■ PASSAGE GIVEN
Yes, the fat is high, but i wouldnt have used it as the primary food in the mix (if that makes sense).

I will look into Fromm! Also have to check which stores supply them too. Thanks for the suggestion


----------



## Lilysmommy (Jan 7, 2009)

Wild Calling looks good to me. It has better quality "filler" ingredients than a lot of foods, IMO, at least for the first couple. It's hard to find even grain-free foods that aren't full of fillers, unfortunately...though some are better than others. I try to avoid peas & potatoes, at least, and other than that, just try to keep the number as low as possible. I have the Fromm's Mature Gold that Soyala mentioned to keep Bindi on while we switch to a raw diet, since she's already used to it.


----------



## ScoopzOFRolo (Nov 1, 2015)

Lilysmommy - what is the size and shape of the kibble for Fromm mature?


----------



## Lilysmommy (Jan 7, 2009)

Soyala will have to answer that one...I haven't actually opened the bag yet! :lol: We still have some of the whole food mix from Soyala left, so I haven't had to get into it.


----------



## ScoopzOFRolo (Nov 1, 2015)

Soyala - any idea of the kibble size and shape?


----------



## Kalandra (Aug 25, 2008)

Unless they have changed it was a smallish size pellet. Most of Fromm's foods seem to be of similar size and shape.


----------



## ScoopzOFRolo (Nov 1, 2015)

Thanks Kalandra!


----------



## Kalandra (Aug 25, 2008)

Had time to find what I thought was out there... from: http://www.hedgehogcentral.com/forums/12-diet-nutrition/10403-kibble-sizes-2.html#post283241


----------



## ScoopzOFRolo (Nov 1, 2015)

Aha! Thank you. I don't know why I didn't think to look there myself.


----------

■ RECORD EXTRACTS
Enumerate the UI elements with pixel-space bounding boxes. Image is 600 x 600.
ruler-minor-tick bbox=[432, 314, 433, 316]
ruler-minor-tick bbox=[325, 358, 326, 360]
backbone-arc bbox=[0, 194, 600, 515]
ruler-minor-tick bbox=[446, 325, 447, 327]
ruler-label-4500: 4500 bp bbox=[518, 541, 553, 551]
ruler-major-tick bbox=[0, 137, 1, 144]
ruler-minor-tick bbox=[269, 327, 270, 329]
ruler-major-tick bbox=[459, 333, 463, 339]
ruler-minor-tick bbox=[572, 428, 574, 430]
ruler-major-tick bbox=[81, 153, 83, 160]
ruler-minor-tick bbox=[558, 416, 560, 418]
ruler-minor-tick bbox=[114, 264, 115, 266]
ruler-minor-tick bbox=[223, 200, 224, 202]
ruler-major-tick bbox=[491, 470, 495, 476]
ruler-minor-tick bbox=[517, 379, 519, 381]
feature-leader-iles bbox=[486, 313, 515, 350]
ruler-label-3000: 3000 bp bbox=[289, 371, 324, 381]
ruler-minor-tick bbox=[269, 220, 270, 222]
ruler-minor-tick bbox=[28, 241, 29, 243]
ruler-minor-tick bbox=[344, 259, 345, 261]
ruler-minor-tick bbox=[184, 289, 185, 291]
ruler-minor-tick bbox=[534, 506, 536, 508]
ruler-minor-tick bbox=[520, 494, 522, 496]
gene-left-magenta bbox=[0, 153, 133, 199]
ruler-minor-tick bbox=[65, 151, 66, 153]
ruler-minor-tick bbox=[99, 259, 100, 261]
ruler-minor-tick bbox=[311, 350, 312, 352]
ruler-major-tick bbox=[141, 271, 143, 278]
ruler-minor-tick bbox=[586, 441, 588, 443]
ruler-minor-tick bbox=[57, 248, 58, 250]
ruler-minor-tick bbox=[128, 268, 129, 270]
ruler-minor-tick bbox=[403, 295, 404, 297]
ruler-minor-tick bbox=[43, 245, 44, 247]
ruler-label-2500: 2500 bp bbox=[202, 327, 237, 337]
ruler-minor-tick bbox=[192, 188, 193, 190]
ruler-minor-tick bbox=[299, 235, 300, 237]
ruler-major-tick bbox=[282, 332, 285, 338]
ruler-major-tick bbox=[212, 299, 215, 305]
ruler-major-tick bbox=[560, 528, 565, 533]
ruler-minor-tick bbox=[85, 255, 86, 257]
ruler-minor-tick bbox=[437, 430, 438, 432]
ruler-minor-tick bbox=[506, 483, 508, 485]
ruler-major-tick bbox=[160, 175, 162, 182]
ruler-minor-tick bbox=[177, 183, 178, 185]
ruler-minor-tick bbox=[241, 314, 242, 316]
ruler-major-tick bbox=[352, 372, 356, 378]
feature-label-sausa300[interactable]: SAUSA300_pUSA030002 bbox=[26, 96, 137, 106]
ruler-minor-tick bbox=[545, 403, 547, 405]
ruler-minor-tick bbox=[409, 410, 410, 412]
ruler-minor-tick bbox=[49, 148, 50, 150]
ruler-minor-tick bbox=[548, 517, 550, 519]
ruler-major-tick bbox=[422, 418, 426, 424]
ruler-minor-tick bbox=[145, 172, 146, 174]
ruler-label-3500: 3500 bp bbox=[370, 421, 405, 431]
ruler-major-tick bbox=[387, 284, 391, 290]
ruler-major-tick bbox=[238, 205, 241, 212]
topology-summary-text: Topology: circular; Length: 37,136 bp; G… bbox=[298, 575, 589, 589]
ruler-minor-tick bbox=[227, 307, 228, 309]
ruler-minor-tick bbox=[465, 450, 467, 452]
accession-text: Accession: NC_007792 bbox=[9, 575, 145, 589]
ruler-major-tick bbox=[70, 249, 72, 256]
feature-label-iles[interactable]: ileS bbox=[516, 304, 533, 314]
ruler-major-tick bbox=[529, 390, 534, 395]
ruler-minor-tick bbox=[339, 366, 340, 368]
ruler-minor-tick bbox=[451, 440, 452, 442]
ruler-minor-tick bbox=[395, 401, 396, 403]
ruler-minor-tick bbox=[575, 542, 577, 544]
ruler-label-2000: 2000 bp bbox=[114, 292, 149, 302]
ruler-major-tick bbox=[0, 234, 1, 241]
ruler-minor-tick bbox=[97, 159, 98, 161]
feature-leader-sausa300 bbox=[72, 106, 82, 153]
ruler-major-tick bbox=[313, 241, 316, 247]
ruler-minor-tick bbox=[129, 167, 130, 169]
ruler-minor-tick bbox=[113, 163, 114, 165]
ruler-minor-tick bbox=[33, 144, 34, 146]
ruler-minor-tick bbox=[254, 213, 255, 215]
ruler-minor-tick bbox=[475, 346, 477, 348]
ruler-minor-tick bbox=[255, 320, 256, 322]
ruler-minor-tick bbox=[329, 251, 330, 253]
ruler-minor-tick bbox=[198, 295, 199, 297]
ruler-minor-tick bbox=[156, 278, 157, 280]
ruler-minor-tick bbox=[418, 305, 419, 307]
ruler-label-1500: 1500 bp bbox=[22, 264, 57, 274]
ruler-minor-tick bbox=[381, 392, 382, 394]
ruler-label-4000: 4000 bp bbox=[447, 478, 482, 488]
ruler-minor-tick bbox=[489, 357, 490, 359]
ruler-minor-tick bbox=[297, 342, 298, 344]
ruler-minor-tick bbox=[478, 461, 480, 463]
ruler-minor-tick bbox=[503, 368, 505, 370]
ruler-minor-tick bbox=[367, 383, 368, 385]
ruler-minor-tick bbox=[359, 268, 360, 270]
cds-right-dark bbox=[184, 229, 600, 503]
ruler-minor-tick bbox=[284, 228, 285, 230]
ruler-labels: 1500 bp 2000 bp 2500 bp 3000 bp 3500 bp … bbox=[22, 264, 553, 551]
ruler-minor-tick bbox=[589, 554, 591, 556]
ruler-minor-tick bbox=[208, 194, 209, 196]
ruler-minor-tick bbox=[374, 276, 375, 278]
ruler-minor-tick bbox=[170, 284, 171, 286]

■ SHORT TASK
Answer these questions from the forum thread:
1. Which two ingredients does Lilysmommy try to avoid?
2. How does Kalandra describe the size of the Fromm kibble?
3. Why hasn't Lilysmommy had to open the bag of Fromm's Mature Gold?
The records have no connection to the forum thread.

■ SOLVED EXERCISE
1. Peas and potatoes.
2. As a smallish size pellet.
3. There is still some of the whole food mix from Soyala left.